--- BEGIN ---

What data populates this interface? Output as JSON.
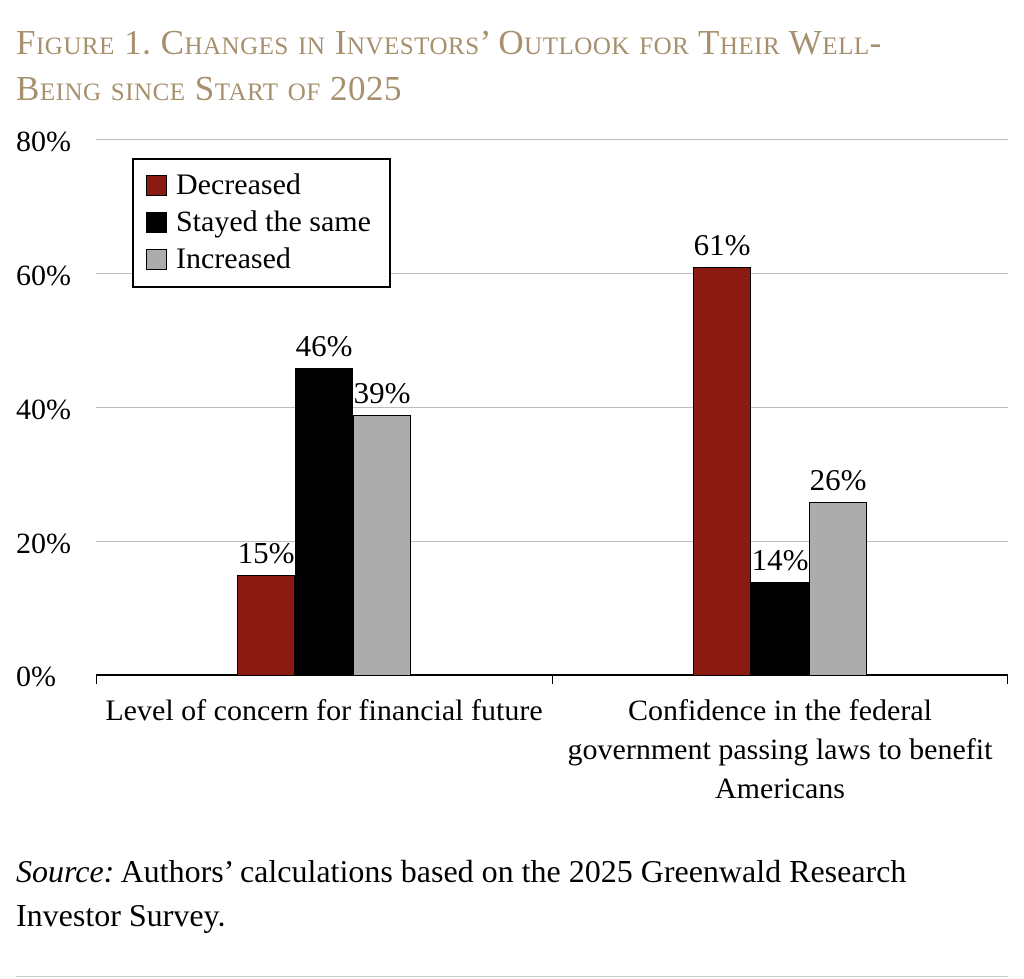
{
  "title": "Figure 1. Changes in Investors’ Outlook for Their Well-Being since Start of 2025",
  "source_label": "Source:",
  "source_text": " Authors’ calculations based on the 2025 Greenwald Research Investor Survey.",
  "chart_data": {
    "type": "bar",
    "title": "Figure 1. Changes in Investors’ Outlook for Their Well-Being since Start of 2025",
    "categories": [
      "Level of concern for financial future",
      "Confidence in the federal government passing laws to benefit Americans"
    ],
    "series": [
      {
        "name": "Decreased",
        "color": "#8B1A12",
        "values": [
          15,
          61
        ]
      },
      {
        "name": "Stayed the same",
        "color": "#000000",
        "values": [
          46,
          14
        ]
      },
      {
        "name": "Increased",
        "color": "#ACACAC",
        "values": [
          39,
          26
        ]
      }
    ],
    "data_labels": [
      "15%",
      "46%",
      "39%",
      "61%",
      "14%",
      "26%"
    ],
    "ylim": [
      0,
      80
    ],
    "yticks": [
      0,
      20,
      40,
      60,
      80
    ],
    "ytick_format": "percent",
    "grid": true,
    "legend_position": "top-left",
    "xlabel": "",
    "ylabel": ""
  }
}
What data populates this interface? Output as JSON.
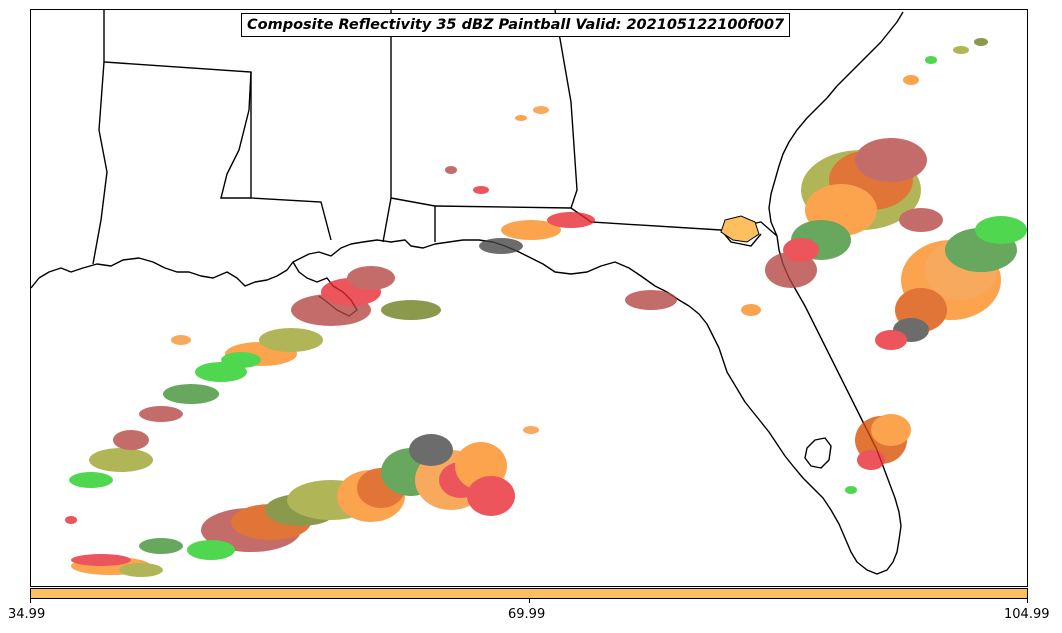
{
  "title": "Composite Reflectivity 35 dBZ Paintball Valid: 202105122100f007",
  "colorbar": {
    "color": "#fdbf5f",
    "ticks": [
      "34.99",
      "69.99",
      "104.99"
    ]
  },
  "map": {
    "region": "Southeastern United States and Gulf of Mexico",
    "features": [
      "coastline",
      "state-borders"
    ],
    "member_colors": [
      "#e6262e",
      "#fb8a1c",
      "#b4443f",
      "#3d8f32",
      "#6a7d1a",
      "#9aa22a",
      "#1fcc1f",
      "#444444",
      "#f59231",
      "#d94e00"
    ]
  }
}
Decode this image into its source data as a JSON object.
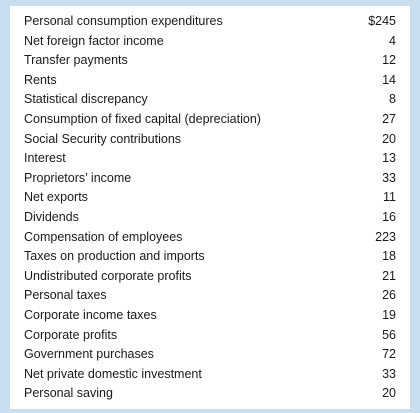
{
  "table": {
    "rows": [
      {
        "label": "Personal consumption expenditures",
        "value": "$245"
      },
      {
        "label": "Net foreign factor income",
        "value": "4"
      },
      {
        "label": "Transfer payments",
        "value": "12"
      },
      {
        "label": "Rents",
        "value": "14"
      },
      {
        "label": "Statistical discrepancy",
        "value": "8"
      },
      {
        "label": "Consumption of fixed capital (depreciation)",
        "value": "27"
      },
      {
        "label": "Social Security contributions",
        "value": "20"
      },
      {
        "label": "Interest",
        "value": "13"
      },
      {
        "label": "Proprietors’ income",
        "value": "33"
      },
      {
        "label": "Net exports",
        "value": "11"
      },
      {
        "label": "Dividends",
        "value": "16"
      },
      {
        "label": "Compensation of employees",
        "value": "223"
      },
      {
        "label": "Taxes on production and imports",
        "value": "18"
      },
      {
        "label": "Undistributed corporate profits",
        "value": "21"
      },
      {
        "label": "Personal taxes",
        "value": "26"
      },
      {
        "label": "Corporate income taxes",
        "value": "19"
      },
      {
        "label": "Corporate profits",
        "value": "56"
      },
      {
        "label": "Government purchases",
        "value": "72"
      },
      {
        "label": "Net private domestic investment",
        "value": "33"
      },
      {
        "label": "Personal saving",
        "value": "20"
      }
    ]
  },
  "colors": {
    "border": "#c9dff0",
    "panel": "#ffffff",
    "text": "#1a1a1a"
  }
}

--- END ---

• **The exercise**
Gather all lines where the word "Their" appears.

• **Finished answer**
  "title": "Figure 1. Changes in Investors’ Outlook for Their Well-Being since Start of 2025",
    "title": "Figure 1. Changes in Investors’ Outlook for Their Well-Being since Start of 2025",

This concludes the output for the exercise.